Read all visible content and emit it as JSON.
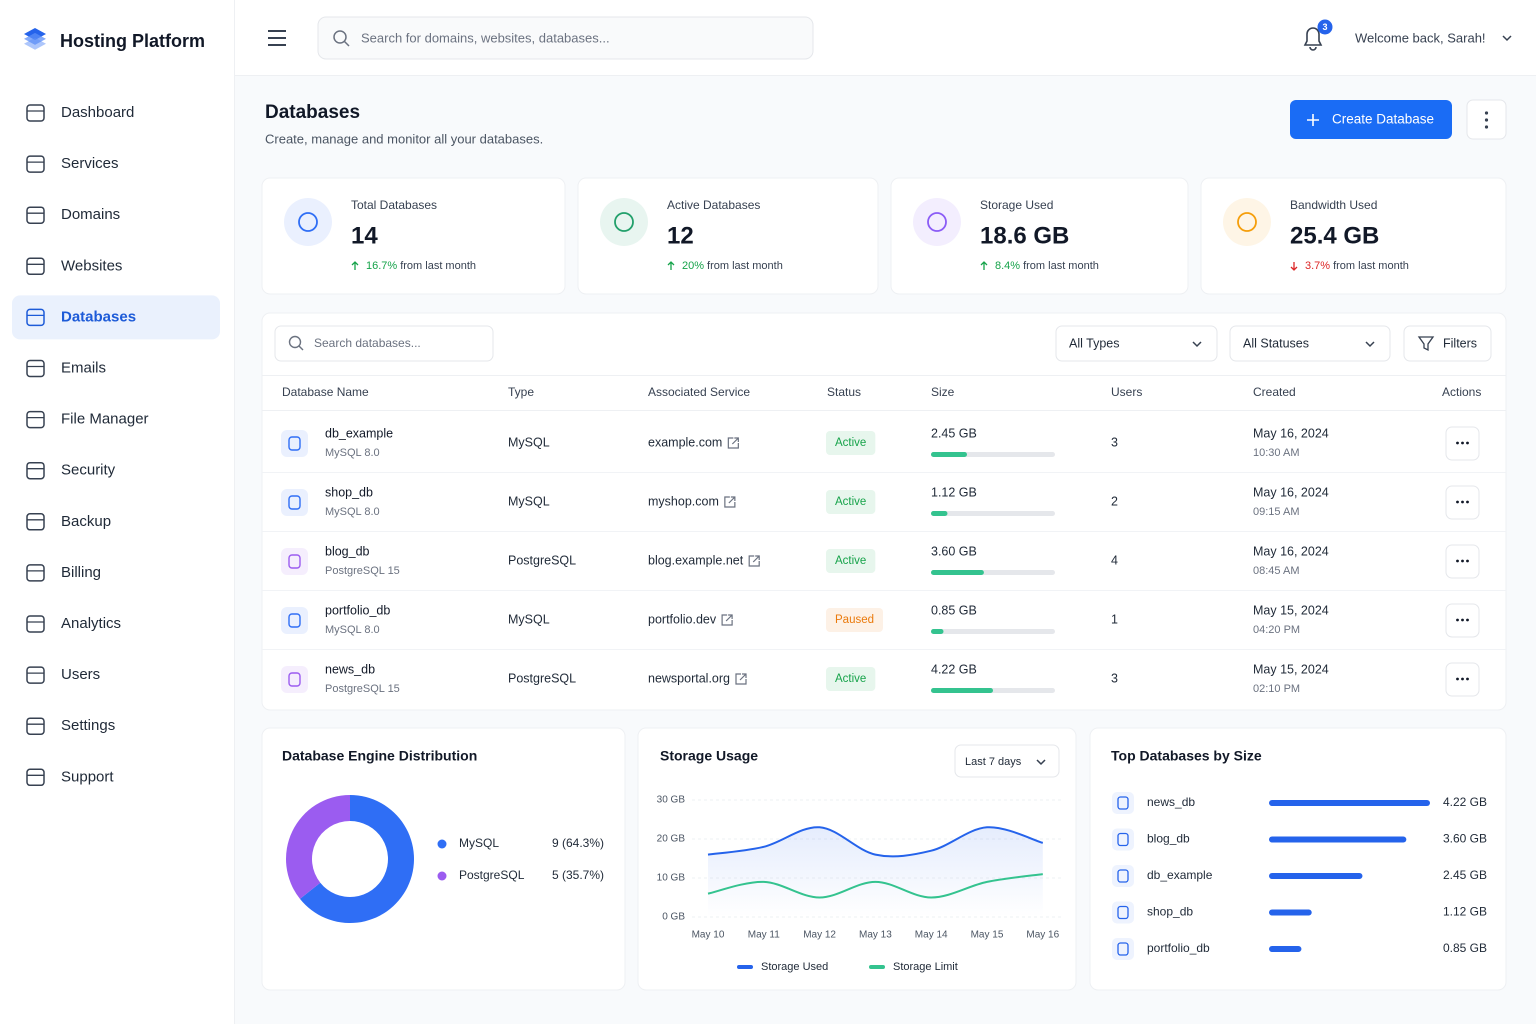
{
  "brand": "Hosting Platform",
  "nav": {
    "items": [
      "Dashboard",
      "Services",
      "Domains",
      "Websites",
      "Databases",
      "Emails",
      "File Manager",
      "Security",
      "Backup",
      "Billing",
      "Analytics",
      "Users",
      "Settings",
      "Support"
    ],
    "active": 4
  },
  "header": {
    "search_placeholder": "Search for domains, websites, databases...",
    "notifications": 3,
    "welcome": "Welcome back, Sarah!"
  },
  "page": {
    "title": "Databases",
    "subtitle": "Create, manage and monitor all your databases.",
    "create_button": "Create Database"
  },
  "stats": [
    {
      "label": "Total Databases",
      "value": "14",
      "change": "16.7%",
      "change_note": "from last month",
      "trend": "up",
      "color": "#2f6ef5"
    },
    {
      "label": "Active Databases",
      "value": "12",
      "change": "20%",
      "change_note": "from last month",
      "trend": "up",
      "color": "#22a06b"
    },
    {
      "label": "Storage Used",
      "value": "18.6 GB",
      "change": "8.4%",
      "change_note": "from last month",
      "trend": "up",
      "color": "#8b5cf6"
    },
    {
      "label": "Bandwidth Used",
      "value": "25.4 GB",
      "change": "3.7%",
      "change_note": "from last month",
      "trend": "down",
      "color": "#f59e0b"
    }
  ],
  "table": {
    "search_placeholder": "Search databases...",
    "type_filter": "All Types",
    "status_filter": "All Statuses",
    "filters_button": "Filters",
    "columns": [
      "Database Name",
      "Type",
      "Associated Service",
      "Status",
      "Size",
      "Users",
      "Created",
      "Actions"
    ],
    "rows": [
      {
        "name": "db_example",
        "engine": "MySQL 8.0",
        "type": "MySQL",
        "service": "example.com",
        "status": "Active",
        "status_color": "#16a34a",
        "size": {
          "value": 2.45,
          "label": "2.45 GB"
        },
        "users": 3,
        "created_date": "May 16, 2024",
        "created_time": "10:30 AM"
      },
      {
        "name": "shop_db",
        "engine": "MySQL 8.0",
        "type": "MySQL",
        "service": "myshop.com",
        "status": "Active",
        "status_color": "#16a34a",
        "size": {
          "value": 1.12,
          "label": "1.12 GB"
        },
        "users": 2,
        "created_date": "May 16, 2024",
        "created_time": "09:15 AM"
      },
      {
        "name": "blog_db",
        "engine": "PostgreSQL 15",
        "type": "PostgreSQL",
        "service": "blog.example.net",
        "status": "Active",
        "status_color": "#16a34a",
        "size": {
          "value": 3.6,
          "label": "3.60 GB"
        },
        "users": 4,
        "created_date": "May 16, 2024",
        "created_time": "08:45 AM"
      },
      {
        "name": "portfolio_db",
        "engine": "MySQL 8.0",
        "type": "MySQL",
        "service": "portfolio.dev",
        "status": "Paused",
        "status_color": "#ea7a0c",
        "size": {
          "value": 0.85,
          "label": "0.85 GB"
        },
        "users": 1,
        "created_date": "May 15, 2024",
        "created_time": "04:20 PM"
      },
      {
        "name": "news_db",
        "engine": "PostgreSQL 15",
        "type": "PostgreSQL",
        "service": "newsportal.org",
        "status": "Active",
        "status_color": "#16a34a",
        "size": {
          "value": 4.22,
          "label": "4.22 GB"
        },
        "users": 3,
        "created_date": "May 15, 2024",
        "created_time": "02:10 PM"
      }
    ]
  },
  "chart_data": [
    {
      "type": "pie",
      "donut": true,
      "title": "Database Engine Distribution",
      "categories": [
        "MySQL",
        "PostgreSQL"
      ],
      "values": [
        9,
        5
      ],
      "value_labels": [
        "9 (64.3%)",
        "5 (35.7%)"
      ],
      "colors": [
        "#2f6ef5",
        "#9b5cf0"
      ]
    },
    {
      "type": "line",
      "title": "Storage Usage",
      "range_selector": "Last 7 days",
      "categories": [
        "May 10",
        "May 11",
        "May 12",
        "May 13",
        "May 14",
        "May 15",
        "May 16"
      ],
      "series": [
        {
          "name": "Storage Used",
          "color": "#2563eb",
          "values": [
            16,
            18,
            23,
            16,
            17,
            23,
            19
          ]
        },
        {
          "name": "Storage Limit",
          "color": "#34c38f",
          "values": [
            6,
            9,
            5,
            9,
            5,
            9,
            11
          ]
        }
      ],
      "ylim": [
        0,
        30
      ],
      "yticks": [
        {
          "value": 0,
          "label": "0 GB"
        },
        {
          "value": 10,
          "label": "10 GB"
        },
        {
          "value": 20,
          "label": "20 GB"
        },
        {
          "value": 30,
          "label": "30 GB"
        }
      ],
      "grid": true
    },
    {
      "type": "bar",
      "orientation": "horizontal",
      "title": "Top Databases by Size",
      "categories": [
        "news_db",
        "blog_db",
        "db_example",
        "shop_db",
        "portfolio_db"
      ],
      "values": [
        4.22,
        3.6,
        2.45,
        1.12,
        0.85
      ],
      "value_labels": [
        "4.22 GB",
        "3.60 GB",
        "2.45 GB",
        "1.12 GB",
        "0.85 GB"
      ],
      "color": "#2563eb"
    }
  ]
}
──────────
■ **TASK DIRECTIONS**: Transcribe the records above exactly as they appear, leaving out any pictures.

■ **SOLUTION TO THE EXERCISE**:
Read all visible content and emit it as JSON.
{
  "brand": "Hosting Platform",
  "nav": {
    "items": [
      "Dashboard",
      "Services",
      "Domains",
      "Websites",
      "Databases",
      "Emails",
      "File Manager",
      "Security",
      "Backup",
      "Billing",
      "Analytics",
      "Users",
      "Settings",
      "Support"
    ],
    "active": 4
  },
  "header": {
    "search_placeholder": "Search for domains, websites, databases...",
    "notifications": 3,
    "welcome": "Welcome back, Sarah!"
  },
  "page": {
    "title": "Databases",
    "subtitle": "Create, manage and monitor all your databases.",
    "create_button": "Create Database"
  },
  "stats": [
    {
      "label": "Total Databases",
      "value": "14",
      "change": "16.7%",
      "change_note": "from last month",
      "trend": "up",
      "color": "#2f6ef5"
    },
    {
      "label": "Active Databases",
      "value": "12",
      "change": "20%",
      "change_note": "from last month",
      "trend": "up",
      "color": "#22a06b"
    },
    {
      "label": "Storage Used",
      "value": "18.6 GB",
      "change": "8.4%",
      "change_note": "from last month",
      "trend": "up",
      "color": "#8b5cf6"
    },
    {
      "label": "Bandwidth Used",
      "value": "25.4 GB",
      "change": "3.7%",
      "change_note": "from last month",
      "trend": "down",
      "color": "#f59e0b"
    }
  ],
  "table": {
    "search_placeholder": "Search databases...",
    "type_filter": "All Types",
    "status_filter": "All Statuses",
    "filters_button": "Filters",
    "columns": [
      "Database Name",
      "Type",
      "Associated Service",
      "Status",
      "Size",
      "Users",
      "Created",
      "Actions"
    ],
    "rows": [
      {
        "name": "db_example",
        "engine": "MySQL 8.0",
        "type": "MySQL",
        "service": "example.com",
        "status": "Active",
        "status_color": "#16a34a",
        "size": {
          "value": 2.45,
          "label": "2.45 GB"
        },
        "users": 3,
        "created_date": "May 16, 2024",
        "created_time": "10:30 AM"
      },
      {
        "name": "shop_db",
        "engine": "MySQL 8.0",
        "type": "MySQL",
        "service": "myshop.com",
        "status": "Active",
        "status_color": "#16a34a",
        "size": {
          "value": 1.12,
          "label": "1.12 GB"
        },
        "users": 2,
        "created_date": "May 16, 2024",
        "created_time": "09:15 AM"
      },
      {
        "name": "blog_db",
        "engine": "PostgreSQL 15",
        "type": "PostgreSQL",
        "service": "blog.example.net",
        "status": "Active",
        "status_color": "#16a34a",
        "size": {
          "value": 3.6,
          "label": "3.60 GB"
        },
        "users": 4,
        "created_date": "May 16, 2024",
        "created_time": "08:45 AM"
      },
      {
        "name": "portfolio_db",
        "engine": "MySQL 8.0",
        "type": "MySQL",
        "service": "portfolio.dev",
        "status": "Paused",
        "status_color": "#ea7a0c",
        "size": {
          "value": 0.85,
          "label": "0.85 GB"
        },
        "users": 1,
        "created_date": "May 15, 2024",
        "created_time": "04:20 PM"
      },
      {
        "name": "news_db",
        "engine": "PostgreSQL 15",
        "type": "PostgreSQL",
        "service": "newsportal.org",
        "status": "Active",
        "status_color": "#16a34a",
        "size": {
          "value": 4.22,
          "label": "4.22 GB"
        },
        "users": 3,
        "created_date": "May 15, 2024",
        "created_time": "02:10 PM"
      }
    ]
  },
  "chart_data": [
    {
      "type": "pie",
      "donut": true,
      "title": "Database Engine Distribution",
      "categories": [
        "MySQL",
        "PostgreSQL"
      ],
      "values": [
        9,
        5
      ],
      "value_labels": [
        "9 (64.3%)",
        "5 (35.7%)"
      ],
      "colors": [
        "#2f6ef5",
        "#9b5cf0"
      ]
    },
    {
      "type": "line",
      "title": "Storage Usage",
      "range_selector": "Last 7 days",
      "categories": [
        "May 10",
        "May 11",
        "May 12",
        "May 13",
        "May 14",
        "May 15",
        "May 16"
      ],
      "series": [
        {
          "name": "Storage Used",
          "color": "#2563eb",
          "values": [
            16,
            18,
            23,
            16,
            17,
            23,
            19
          ]
        },
        {
          "name": "Storage Limit",
          "color": "#34c38f",
          "values": [
            6,
            9,
            5,
            9,
            5,
            9,
            11
          ]
        }
      ],
      "ylim": [
        0,
        30
      ],
      "yticks": [
        {
          "value": 0,
          "label": "0 GB"
        },
        {
          "value": 10,
          "label": "10 GB"
        },
        {
          "value": 20,
          "label": "20 GB"
        },
        {
          "value": 30,
          "label": "30 GB"
        }
      ],
      "grid": true
    },
    {
      "type": "bar",
      "orientation": "horizontal",
      "title": "Top Databases by Size",
      "categories": [
        "news_db",
        "blog_db",
        "db_example",
        "shop_db",
        "portfolio_db"
      ],
      "values": [
        4.22,
        3.6,
        2.45,
        1.12,
        0.85
      ],
      "value_labels": [
        "4.22 GB",
        "3.60 GB",
        "2.45 GB",
        "1.12 GB",
        "0.85 GB"
      ],
      "color": "#2563eb"
    }
  ]
}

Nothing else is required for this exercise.